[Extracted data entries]
╭──
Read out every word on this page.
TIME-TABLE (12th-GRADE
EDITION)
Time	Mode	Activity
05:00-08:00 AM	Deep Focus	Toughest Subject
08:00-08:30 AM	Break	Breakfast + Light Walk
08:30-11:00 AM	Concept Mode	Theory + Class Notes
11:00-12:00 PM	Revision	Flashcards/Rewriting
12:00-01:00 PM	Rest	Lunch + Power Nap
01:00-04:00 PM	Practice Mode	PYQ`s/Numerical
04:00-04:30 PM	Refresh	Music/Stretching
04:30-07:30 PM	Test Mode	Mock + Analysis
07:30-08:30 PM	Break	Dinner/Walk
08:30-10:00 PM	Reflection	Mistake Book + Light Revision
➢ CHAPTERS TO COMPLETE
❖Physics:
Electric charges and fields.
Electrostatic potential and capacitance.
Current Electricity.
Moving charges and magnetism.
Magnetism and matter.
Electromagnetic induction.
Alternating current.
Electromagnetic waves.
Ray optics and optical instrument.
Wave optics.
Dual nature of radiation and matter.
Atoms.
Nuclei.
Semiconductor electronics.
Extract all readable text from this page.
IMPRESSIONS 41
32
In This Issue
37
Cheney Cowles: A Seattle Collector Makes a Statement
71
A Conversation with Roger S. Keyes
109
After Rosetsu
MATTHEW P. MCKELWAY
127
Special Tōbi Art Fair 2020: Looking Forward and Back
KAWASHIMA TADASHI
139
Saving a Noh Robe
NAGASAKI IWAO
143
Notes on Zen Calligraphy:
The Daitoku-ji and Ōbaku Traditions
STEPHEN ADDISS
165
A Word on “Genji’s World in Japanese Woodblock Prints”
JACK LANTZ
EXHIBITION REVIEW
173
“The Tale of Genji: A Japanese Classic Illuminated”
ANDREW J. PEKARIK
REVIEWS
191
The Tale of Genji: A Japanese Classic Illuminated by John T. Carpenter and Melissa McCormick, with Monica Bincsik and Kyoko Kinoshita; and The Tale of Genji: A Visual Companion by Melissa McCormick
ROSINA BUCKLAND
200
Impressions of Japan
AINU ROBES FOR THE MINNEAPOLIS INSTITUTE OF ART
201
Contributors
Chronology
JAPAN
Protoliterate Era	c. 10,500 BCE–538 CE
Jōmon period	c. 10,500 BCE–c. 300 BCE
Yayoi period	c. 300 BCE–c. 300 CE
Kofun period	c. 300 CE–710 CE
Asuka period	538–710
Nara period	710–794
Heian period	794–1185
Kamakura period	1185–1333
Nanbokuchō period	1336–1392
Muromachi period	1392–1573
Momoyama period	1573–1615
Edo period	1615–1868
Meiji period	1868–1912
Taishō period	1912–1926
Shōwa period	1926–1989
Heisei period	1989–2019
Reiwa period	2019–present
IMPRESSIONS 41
╰──
WHAT YOU ARE ASKED TO DO: Copy every line of the listing where the word "Break" appears.

FINAL ANSWER:
08:00-08:30 AM	Break	Breakfast + Light Walk
07:30-08:30 PM	Break	Dinner/Walk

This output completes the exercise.